(Dataset rows about figures)
-------
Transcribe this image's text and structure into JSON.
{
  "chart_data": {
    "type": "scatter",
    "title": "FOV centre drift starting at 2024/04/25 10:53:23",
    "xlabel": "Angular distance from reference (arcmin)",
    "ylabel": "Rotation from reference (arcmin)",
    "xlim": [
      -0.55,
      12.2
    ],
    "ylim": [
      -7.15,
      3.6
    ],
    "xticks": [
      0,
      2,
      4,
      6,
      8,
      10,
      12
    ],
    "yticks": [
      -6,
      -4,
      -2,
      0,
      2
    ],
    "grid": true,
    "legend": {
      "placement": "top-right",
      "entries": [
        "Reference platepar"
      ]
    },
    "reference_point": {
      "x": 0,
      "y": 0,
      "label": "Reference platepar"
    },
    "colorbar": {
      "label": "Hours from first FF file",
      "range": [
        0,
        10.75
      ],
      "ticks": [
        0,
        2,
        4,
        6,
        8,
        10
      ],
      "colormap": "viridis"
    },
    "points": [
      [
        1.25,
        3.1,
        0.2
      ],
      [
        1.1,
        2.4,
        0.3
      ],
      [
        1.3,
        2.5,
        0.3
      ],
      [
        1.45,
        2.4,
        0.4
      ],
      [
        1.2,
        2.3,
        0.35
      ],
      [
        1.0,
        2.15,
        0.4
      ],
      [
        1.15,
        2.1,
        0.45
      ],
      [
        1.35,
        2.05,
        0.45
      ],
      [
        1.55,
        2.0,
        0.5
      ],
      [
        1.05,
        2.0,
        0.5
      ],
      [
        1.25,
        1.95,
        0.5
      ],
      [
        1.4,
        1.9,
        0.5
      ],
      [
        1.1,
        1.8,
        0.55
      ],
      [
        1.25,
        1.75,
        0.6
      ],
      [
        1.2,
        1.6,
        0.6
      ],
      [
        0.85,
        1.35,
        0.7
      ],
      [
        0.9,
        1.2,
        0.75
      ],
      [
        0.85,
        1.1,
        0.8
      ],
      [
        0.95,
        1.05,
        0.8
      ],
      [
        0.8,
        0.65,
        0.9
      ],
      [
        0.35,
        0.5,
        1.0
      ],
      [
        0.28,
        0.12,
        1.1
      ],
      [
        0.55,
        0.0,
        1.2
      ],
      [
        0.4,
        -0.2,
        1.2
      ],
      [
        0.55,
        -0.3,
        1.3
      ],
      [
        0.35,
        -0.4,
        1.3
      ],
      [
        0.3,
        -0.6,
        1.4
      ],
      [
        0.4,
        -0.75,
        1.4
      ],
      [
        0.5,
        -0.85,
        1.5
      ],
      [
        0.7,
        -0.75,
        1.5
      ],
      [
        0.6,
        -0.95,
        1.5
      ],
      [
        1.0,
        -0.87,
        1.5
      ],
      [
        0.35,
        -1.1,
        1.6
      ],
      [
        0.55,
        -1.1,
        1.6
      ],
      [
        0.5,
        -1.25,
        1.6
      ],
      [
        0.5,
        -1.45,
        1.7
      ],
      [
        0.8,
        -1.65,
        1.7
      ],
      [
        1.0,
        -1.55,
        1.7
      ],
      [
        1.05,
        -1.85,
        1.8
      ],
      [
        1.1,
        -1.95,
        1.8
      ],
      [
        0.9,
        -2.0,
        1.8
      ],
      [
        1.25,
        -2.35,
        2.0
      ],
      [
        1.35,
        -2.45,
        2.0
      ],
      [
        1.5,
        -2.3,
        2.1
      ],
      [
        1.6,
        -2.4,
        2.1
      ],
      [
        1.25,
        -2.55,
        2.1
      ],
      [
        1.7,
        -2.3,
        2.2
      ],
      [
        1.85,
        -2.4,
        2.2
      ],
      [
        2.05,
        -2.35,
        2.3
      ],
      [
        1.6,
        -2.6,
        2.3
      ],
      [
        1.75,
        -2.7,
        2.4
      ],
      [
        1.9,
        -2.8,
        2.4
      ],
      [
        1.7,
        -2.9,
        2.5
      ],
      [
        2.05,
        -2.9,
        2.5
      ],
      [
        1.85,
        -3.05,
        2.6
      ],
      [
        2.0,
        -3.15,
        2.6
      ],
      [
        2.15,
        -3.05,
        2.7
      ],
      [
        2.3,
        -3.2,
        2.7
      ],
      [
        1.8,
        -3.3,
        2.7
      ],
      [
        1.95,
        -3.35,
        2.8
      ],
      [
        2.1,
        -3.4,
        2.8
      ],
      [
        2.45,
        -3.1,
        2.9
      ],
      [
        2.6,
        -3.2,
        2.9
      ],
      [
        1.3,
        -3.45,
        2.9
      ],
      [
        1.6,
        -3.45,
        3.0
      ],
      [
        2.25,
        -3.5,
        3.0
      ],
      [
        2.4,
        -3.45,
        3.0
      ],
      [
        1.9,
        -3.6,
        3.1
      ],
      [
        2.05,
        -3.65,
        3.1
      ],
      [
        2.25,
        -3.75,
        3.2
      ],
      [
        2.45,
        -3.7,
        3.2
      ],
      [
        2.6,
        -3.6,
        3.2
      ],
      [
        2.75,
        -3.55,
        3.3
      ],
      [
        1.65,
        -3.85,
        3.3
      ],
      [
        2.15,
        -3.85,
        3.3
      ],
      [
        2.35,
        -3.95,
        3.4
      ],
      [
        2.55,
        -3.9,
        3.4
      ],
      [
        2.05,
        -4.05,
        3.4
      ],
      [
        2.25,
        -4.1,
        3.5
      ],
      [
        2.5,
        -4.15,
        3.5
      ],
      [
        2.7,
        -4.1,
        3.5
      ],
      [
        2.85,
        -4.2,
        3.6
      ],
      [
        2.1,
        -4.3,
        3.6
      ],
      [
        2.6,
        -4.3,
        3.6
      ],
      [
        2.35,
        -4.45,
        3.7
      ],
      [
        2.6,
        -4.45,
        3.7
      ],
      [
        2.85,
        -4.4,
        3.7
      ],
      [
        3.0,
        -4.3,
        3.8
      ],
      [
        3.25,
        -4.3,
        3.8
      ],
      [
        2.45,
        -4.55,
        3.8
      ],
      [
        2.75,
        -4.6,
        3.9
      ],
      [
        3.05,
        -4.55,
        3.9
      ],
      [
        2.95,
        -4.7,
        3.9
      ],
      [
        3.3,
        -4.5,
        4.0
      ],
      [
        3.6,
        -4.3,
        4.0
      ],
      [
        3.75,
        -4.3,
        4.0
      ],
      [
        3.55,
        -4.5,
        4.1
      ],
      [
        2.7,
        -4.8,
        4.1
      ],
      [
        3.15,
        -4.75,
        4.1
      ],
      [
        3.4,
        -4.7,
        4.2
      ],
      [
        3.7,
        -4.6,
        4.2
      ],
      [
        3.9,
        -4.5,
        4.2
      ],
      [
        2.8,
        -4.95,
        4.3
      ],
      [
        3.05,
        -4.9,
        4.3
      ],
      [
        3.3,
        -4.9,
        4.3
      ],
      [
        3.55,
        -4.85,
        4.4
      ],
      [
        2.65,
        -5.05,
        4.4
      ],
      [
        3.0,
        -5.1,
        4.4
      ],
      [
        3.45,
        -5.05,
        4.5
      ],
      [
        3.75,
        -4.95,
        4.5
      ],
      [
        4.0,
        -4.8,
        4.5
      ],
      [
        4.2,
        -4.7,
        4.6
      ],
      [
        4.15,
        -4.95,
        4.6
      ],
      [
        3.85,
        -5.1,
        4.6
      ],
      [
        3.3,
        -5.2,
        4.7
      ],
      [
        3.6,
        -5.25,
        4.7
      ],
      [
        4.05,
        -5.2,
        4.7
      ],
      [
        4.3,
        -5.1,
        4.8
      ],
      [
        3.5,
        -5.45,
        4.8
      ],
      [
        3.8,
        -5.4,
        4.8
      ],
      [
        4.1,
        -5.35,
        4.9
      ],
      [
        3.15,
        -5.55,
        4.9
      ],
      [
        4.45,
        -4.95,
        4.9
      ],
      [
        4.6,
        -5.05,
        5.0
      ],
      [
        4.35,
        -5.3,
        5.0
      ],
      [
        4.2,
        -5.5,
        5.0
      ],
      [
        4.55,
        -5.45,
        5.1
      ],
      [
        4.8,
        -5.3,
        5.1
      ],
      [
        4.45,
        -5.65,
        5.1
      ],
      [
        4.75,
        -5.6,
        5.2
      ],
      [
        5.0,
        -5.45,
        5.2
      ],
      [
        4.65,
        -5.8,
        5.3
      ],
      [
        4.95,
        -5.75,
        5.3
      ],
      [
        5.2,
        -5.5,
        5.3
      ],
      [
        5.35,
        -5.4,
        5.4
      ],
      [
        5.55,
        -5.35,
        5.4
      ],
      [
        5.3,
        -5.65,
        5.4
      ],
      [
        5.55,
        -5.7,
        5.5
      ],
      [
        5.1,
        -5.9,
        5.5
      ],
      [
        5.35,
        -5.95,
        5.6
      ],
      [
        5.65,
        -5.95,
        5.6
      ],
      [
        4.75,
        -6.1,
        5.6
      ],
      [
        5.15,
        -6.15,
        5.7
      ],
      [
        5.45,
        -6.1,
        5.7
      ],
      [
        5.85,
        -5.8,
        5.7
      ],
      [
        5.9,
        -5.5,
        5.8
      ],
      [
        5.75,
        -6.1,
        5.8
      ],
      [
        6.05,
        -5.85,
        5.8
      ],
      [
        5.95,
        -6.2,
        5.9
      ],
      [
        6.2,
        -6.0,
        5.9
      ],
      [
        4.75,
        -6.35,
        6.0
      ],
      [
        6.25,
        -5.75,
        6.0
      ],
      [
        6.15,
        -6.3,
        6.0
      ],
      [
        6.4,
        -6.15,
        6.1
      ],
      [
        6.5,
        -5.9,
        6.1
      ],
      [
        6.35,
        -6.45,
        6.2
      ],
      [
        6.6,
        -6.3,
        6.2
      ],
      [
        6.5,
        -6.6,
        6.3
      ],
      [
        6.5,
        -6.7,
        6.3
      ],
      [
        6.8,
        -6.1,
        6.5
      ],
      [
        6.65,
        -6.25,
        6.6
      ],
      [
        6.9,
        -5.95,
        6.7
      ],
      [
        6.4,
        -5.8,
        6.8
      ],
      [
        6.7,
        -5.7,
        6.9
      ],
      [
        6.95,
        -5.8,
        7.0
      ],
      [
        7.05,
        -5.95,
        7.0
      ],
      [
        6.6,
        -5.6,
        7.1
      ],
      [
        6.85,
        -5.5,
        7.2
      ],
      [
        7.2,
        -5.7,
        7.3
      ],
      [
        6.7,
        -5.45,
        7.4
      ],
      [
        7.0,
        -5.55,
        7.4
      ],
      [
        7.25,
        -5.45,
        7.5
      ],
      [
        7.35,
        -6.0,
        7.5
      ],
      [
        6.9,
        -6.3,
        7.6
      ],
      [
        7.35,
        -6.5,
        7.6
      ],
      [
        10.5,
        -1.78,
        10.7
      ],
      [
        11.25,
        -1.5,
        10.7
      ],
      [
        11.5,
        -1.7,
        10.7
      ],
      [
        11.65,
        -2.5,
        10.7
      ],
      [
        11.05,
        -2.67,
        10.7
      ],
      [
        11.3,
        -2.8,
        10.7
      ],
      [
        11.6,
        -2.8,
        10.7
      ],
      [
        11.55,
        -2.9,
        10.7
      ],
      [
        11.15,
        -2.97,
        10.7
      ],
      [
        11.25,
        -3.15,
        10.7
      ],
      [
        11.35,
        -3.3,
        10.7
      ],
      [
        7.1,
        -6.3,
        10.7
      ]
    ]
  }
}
-------
### WORK INSTRUCTIONS
From the data above, gather every line that includes the word "platepar".

### CORRECT RESULT
        "Reference platepar"
      "label": "Reference platepar"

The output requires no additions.